**Exercise brief:**
State how many lines in the records hold the word "حمزة", giving the number and no other text.

**Data supplied:**
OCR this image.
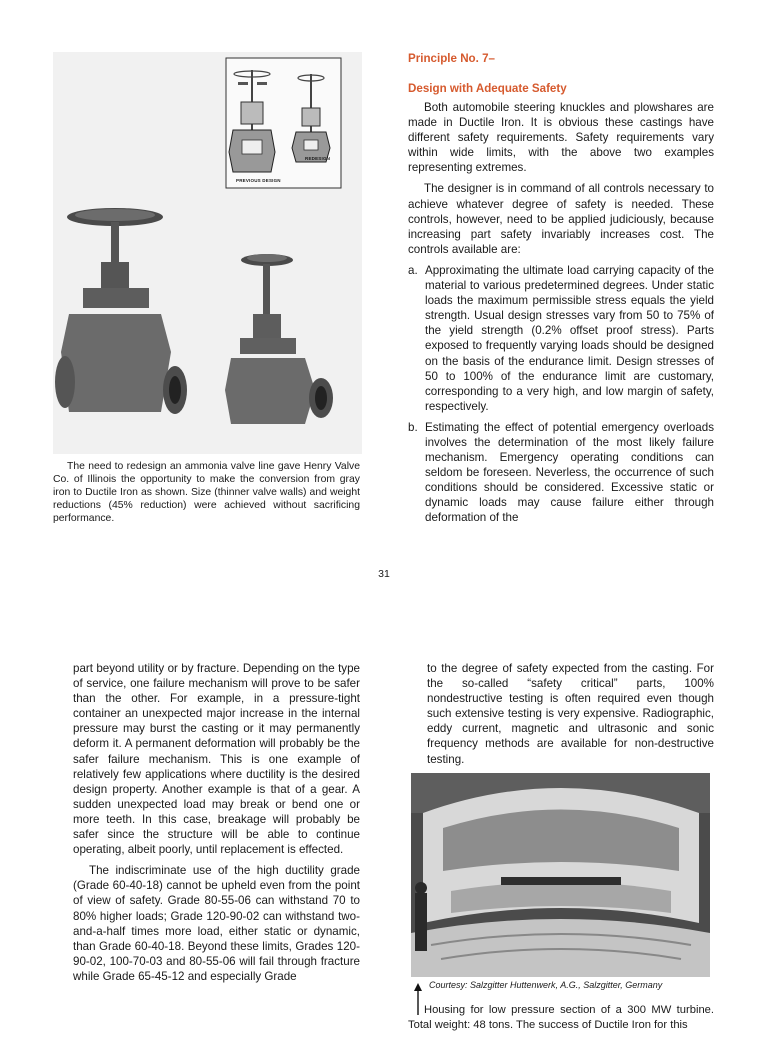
PREVIOUS DESIGN
REDESIGN

The need to redesign an ammonia valve line gave Henry Valve Co. of Illinois the opportunity to make the conversion from gray iron to Ductile Iron as shown. Size (thinner valve walls) and weight reductions (45% reduction) were achieved without sacrificing performance.

Principle No. 7–
Design with Adequate Safety

Both automobile steering knuckles and plowshares are made in Ductile Iron. It is obvious these castings have different safety requirements. Safety requirements vary within wide limits, with the above two examples representing extremes.

The designer is in command of all controls necessary to achieve whatever degree of safety is needed. These controls, however, need to be applied judiciously, because increasing part safety invariably increases cost. The controls available are:

a. Approximating the ultimate load carrying capacity of the material to various predetermined degrees. Under static loads the maximum permissible stress equals the yield strength. Usual design stresses vary from 50 to 75% of the yield strength (0.2% offset proof stress). Parts exposed to frequently varying loads should be designed on the basis of the endurance limit. Design stresses of 50 to 100% of the endurance limit are customary, corresponding to a very high, and low margin of safety, respectively.
b. Estimating the effect of potential emergency overloads involves the determination of the most likely failure mechanism. Emergency operating conditions can seldom be foreseen. Neverless, the occurrence of such conditions should be considered. Excessive static or dynamic loads may cause failure either through deformation of the
31

part beyond utility or by fracture. Depending on the type of service, one failure mechanism will prove to be safer than the other. For example, in a pressure-tight container an unexpected major increase in the internal pressure may burst the casting or it may permanently deform it. A permanent deformation will probably be the safer failure mechanism. This is one example of relatively few applications where ductility is the desired design property. Another example is that of a gear. A sudden unexpected load may break or bend one or more teeth. In this case, breakage will probably be safer since the structure will be able to continue operating, albeit poorly, until replacement is effected.

The indiscriminate use of the high ductility grade (Grade 60-40-18) cannot be upheld even from the point of view of safety. Grade 80-55-06 can withstand 70 to 80% higher loads; Grade 120-90-02 can withstand two-and-a-half times more load, either static or dynamic, than Grade 60-40-18. Beyond these limits, Grades 120-90-02, 100-70-03 and 80-55-06 will fail through fracture while Grade 65-45-12 and especially Grade

to the degree of safety expected from the casting. For the so-called “safety critical” parts, 100% nondestructive testing is often required even though such extensive testing is very expensive. Radiographic, eddy current, magnetic and ultrasonic and sonic frequency methods are available for non-destructive testing.

Courtesy: Salzgitter Huttenwerk, A.G., Salzgitter, Germany

Housing for low pressure section of a 300 MW turbine. Total weight: 48 tons. The success of Ductile Iron for this
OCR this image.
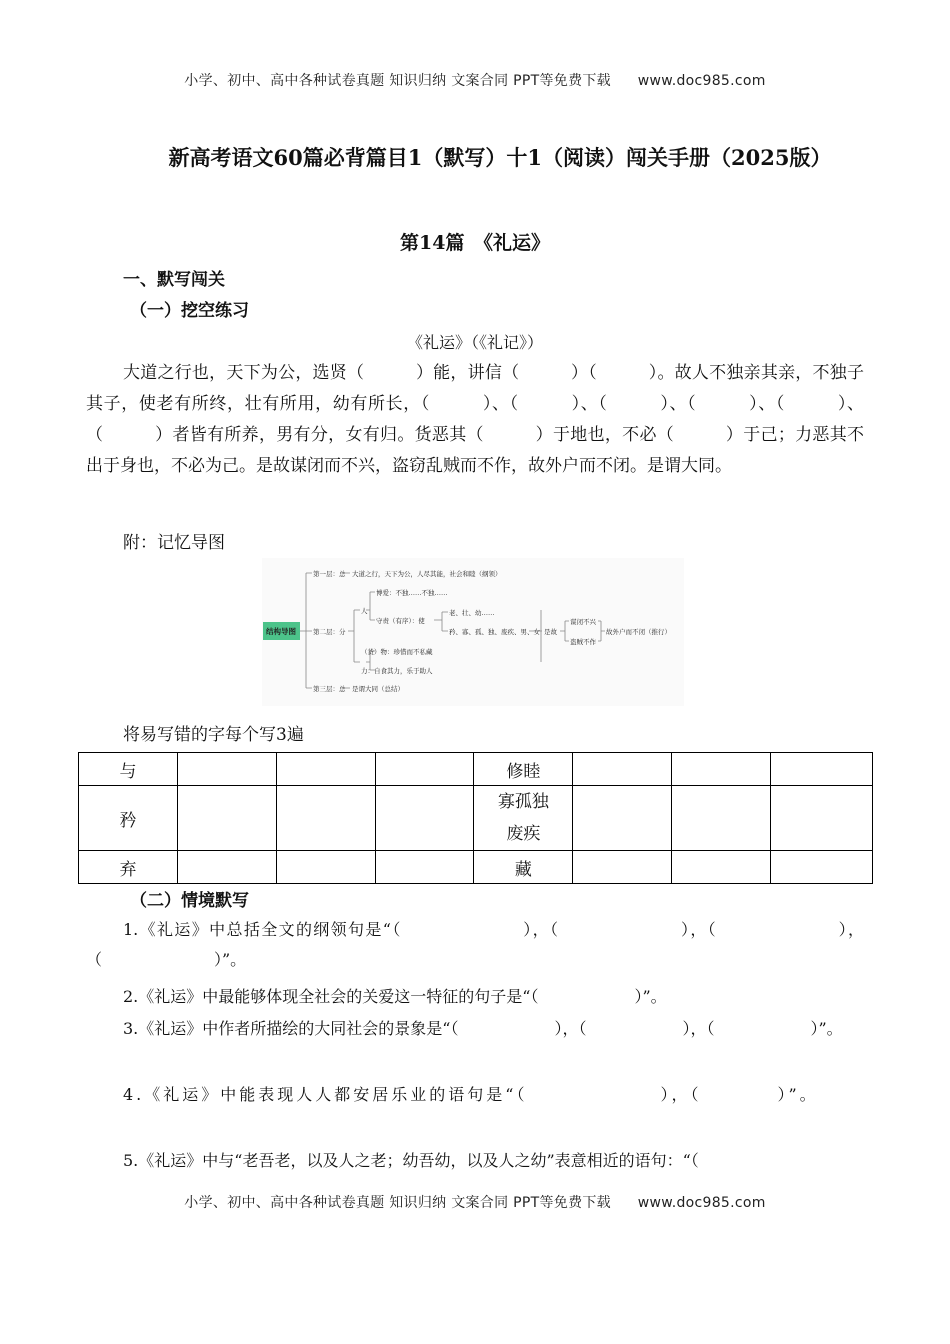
小学、初中、高中各种试卷真题 知识归纳 文案合同 PPT等免费下载 www.doc985.com
新高考语文60篇必背篇目1（默写）十1（阅读）闯关手册（2025版）
第14篇　《礼运》
一、默写闯关
（一）挖空练习
《礼运》（《礼记》）
大道之行也，天下为公，选贤（　　　）能，讲信（　　　）（　　　）。故人不独亲其亲，不独子其子，使老有所终，壮有所用，幼有所长，（　　　）、（　　　）、（　　　）、（　　　）、（　　　）、（　　　）者皆有所养，男有分，女有归。货恶其（　　　）于地也，不必（　　　）于己；力恶其不出于身也，不必为己。是故谋闭而不兴，盗窃乱贼而不作，故外户而不闭。是谓大同。
附：记忆导图
结构导图
第一层：总 大道之行，天下为公，人尽其能，社会和睦（纲领）
第二层：分
人
博爱：不独……不独……
守责（有序）：使
老、壮、幼……
矜、寡、孤、独、废疾、男、女
（货）物：珍惜而不私藏
力：自食其力，乐于助人
是故
谋闭不兴
盗贼不作
故外户而不闭（推行）
第三层：总 是谓大同（总结）
将易写错的字每个写3遍
与				修睦			
矜				寡孤独
废疾			

弃				藏			
（二）情境默写
1.《礼运》中总括全文的纲领句是“（　　　　　　　），（　　　　　　　），（　　　　　　　），（　　　　　　　）”。
2.《礼运》中最能够体现全社会的关爱这一特征的句子是“（　　　　　　）”。
3.《礼运》中作者所描绘的大同社会的景象是“（　　　　　　），（　　　　　　），（　　　　　　）”。
4.《礼运》中能表现人人都安居乐业的语句是“（　　　　　　　），（　　　　）”。
5.《礼运》中与“老吾老，以及人之老；幼吾幼，以及人之幼”表意相近的语句：“（
小学、初中、高中各种试卷真题 知识归纳 文案合同 PPT等免费下载 www.doc985.com
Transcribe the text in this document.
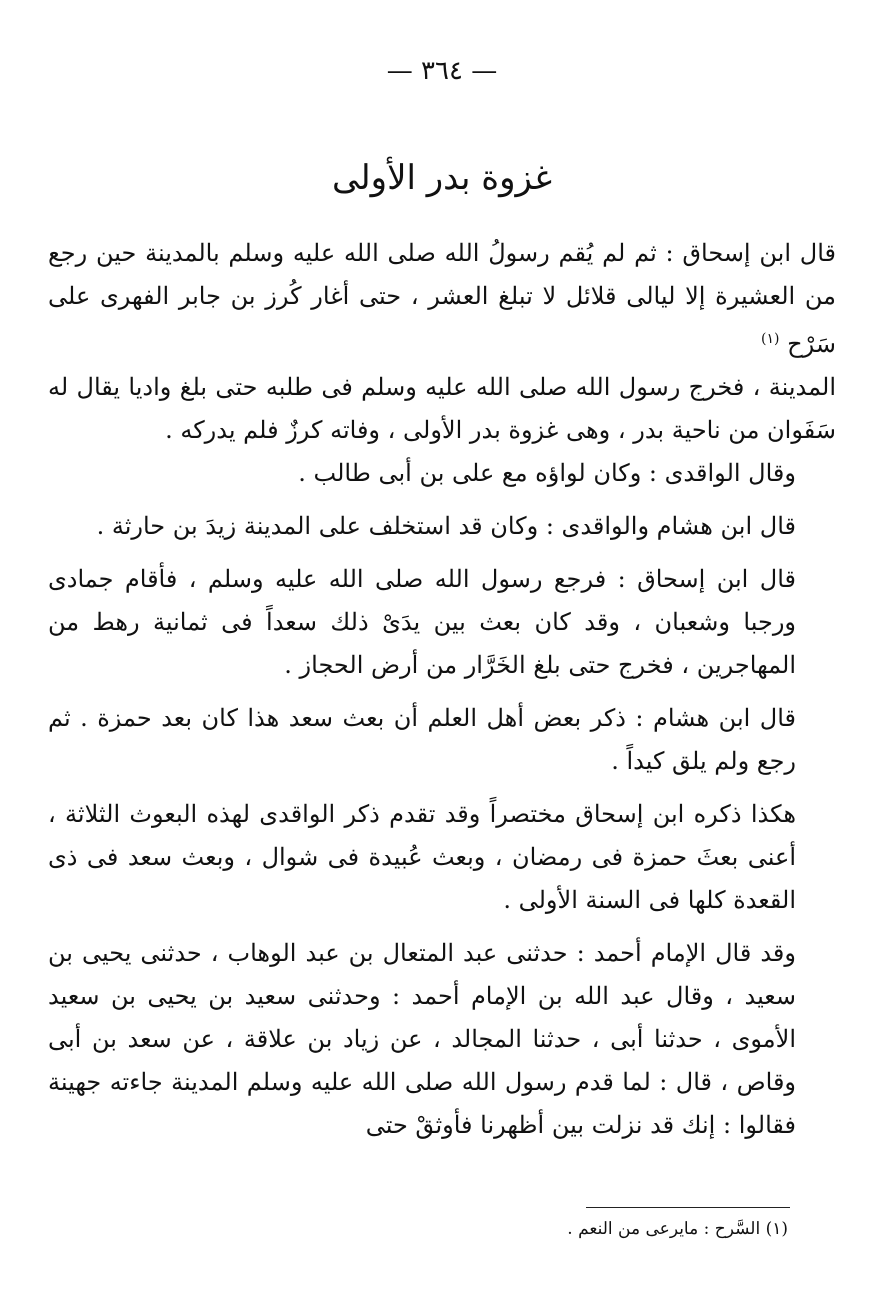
— ٣٦٤ —
غزوة بدر الأولى

قال ابن إسحاق : ثم لم يُقم رسولُ الله صلى الله عليه وسلم بالمدينة حين رجع من العشيرة إلا ليالى قلائل لا تبلغ العشر ، حتى أغار كُرز بن جابر الفهرى على سَرْح $^{(١)}$

المدينة ، فخرج رسول الله صلى الله عليه وسلم فى طلبه حتى بلغ واديا يقال له سَفَوان من ناحية بدر ، وهى غزوة بدر الأولى ، وفاته كرزٌ فلم يدركه .

وقال الواقدى : وكان لواؤه مع على بن أبى طالب .

قال ابن هشام والواقدى : وكان قد استخلف على المدينة زيدَ بن حارثة .

قال ابن إسحاق : فرجع رسول الله صلى الله عليه وسلم ، فأقام جمادى ورجبا وشعبان ، وقد كان بعث بين يدَىْ ذلك سعداً فى ثمانية رهط من المهاجرين ، فخرج حتى بلغ الخَرَّار من أرض الحجاز .

قال ابن هشام : ذكر بعض أهل العلم أن بعث سعد هذا كان بعد حمزة . ثم رجع ولم يلق كيداً .

هكذا ذكره ابن إسحاق مختصراً وقد تقدم ذكر الواقدى لهذه البعوث الثلاثة ، أعنى بعثَ حمزة فى رمضان ، وبعث عُبيدة فى شوال ، وبعث سعد فى ذى القعدة كلها فى السنة الأولى .

وقد قال الإمام أحمد : حدثنى عبد المتعال بن عبد الوهاب ، حدثنى يحيى بن سعيد ، وقال عبد الله بن الإمام أحمد : وحدثنى سعيد بن يحيى بن سعيد الأموى ، حدثنا أبى ، حدثنا المجالد ، عن زياد بن علاقة ، عن سعد بن أبى وقاص ، قال : لما قدم رسول الله صلى الله عليه وسلم المدينة جاءته جهينة فقالوا : إنك قد نزلت بين أظهرنا فأوثقْ حتى

(١) السَّرح : مايرعى من النعم .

**Solution for this problem:**
2